Given task ▸
What follows is a block of records; reproduce all of it verbatim.

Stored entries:
# # # #

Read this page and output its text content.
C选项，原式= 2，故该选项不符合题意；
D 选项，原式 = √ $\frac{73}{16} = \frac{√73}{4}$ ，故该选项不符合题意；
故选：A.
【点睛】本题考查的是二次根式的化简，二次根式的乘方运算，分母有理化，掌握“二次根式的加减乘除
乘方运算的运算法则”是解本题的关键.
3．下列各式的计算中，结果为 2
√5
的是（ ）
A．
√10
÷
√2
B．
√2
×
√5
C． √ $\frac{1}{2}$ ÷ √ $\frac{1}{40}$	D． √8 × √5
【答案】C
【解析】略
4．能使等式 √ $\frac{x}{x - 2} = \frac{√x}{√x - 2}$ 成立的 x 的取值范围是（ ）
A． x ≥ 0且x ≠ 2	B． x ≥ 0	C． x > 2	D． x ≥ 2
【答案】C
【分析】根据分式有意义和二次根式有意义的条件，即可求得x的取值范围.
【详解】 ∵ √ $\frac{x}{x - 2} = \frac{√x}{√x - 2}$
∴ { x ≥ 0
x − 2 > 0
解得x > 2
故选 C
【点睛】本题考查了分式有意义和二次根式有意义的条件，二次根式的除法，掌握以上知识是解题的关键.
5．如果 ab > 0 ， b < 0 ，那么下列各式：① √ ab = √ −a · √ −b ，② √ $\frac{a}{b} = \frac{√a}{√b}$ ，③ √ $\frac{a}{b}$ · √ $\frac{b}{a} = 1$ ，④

# # # #

Output for this exercise ▸
Read this page and output its text content.
C选项，原式= 2，故该选项不符合题意；
D 选项，原式 = √ $\frac{73}{16} = \frac{√73}{4}$ ，故该选项不符合题意；
故选：A.
【点睛】本题考查的是二次根式的化简，二次根式的乘方运算，分母有理化，掌握“二次根式的加减乘除
乘方运算的运算法则”是解本题的关键.
3．下列各式的计算中，结果为 2
√5
的是（ ）
A．
√10
÷
√2
B．
√2
×
√5
C． √ $\frac{1}{2}$ ÷ √ $\frac{1}{40}$	D． √8 × √5
【答案】C
【解析】略
4．能使等式 √ $\frac{x}{x - 2} = \frac{√x}{√x - 2}$ 成立的 x 的取值范围是（ ）
A． x ≥ 0且x ≠ 2	B． x ≥ 0	C． x > 2	D． x ≥ 2
【答案】C
【分析】根据分式有意义和二次根式有意义的条件，即可求得x的取值范围.
【详解】 ∵ √ $\frac{x}{x - 2} = \frac{√x}{√x - 2}$
∴ { x ≥ 0
x − 2 > 0
解得x > 2
故选 C
【点睛】本题考查了分式有意义和二次根式有意义的条件，二次根式的除法，掌握以上知识是解题的关键.
5．如果 ab > 0 ， b < 0 ，那么下列各式：① √ ab = √ −a · √ −b ，② √ $\frac{a}{b} = \frac{√a}{√b}$ ，③ √ $\frac{a}{b}$ · √ $\frac{b}{a} = 1$ ，④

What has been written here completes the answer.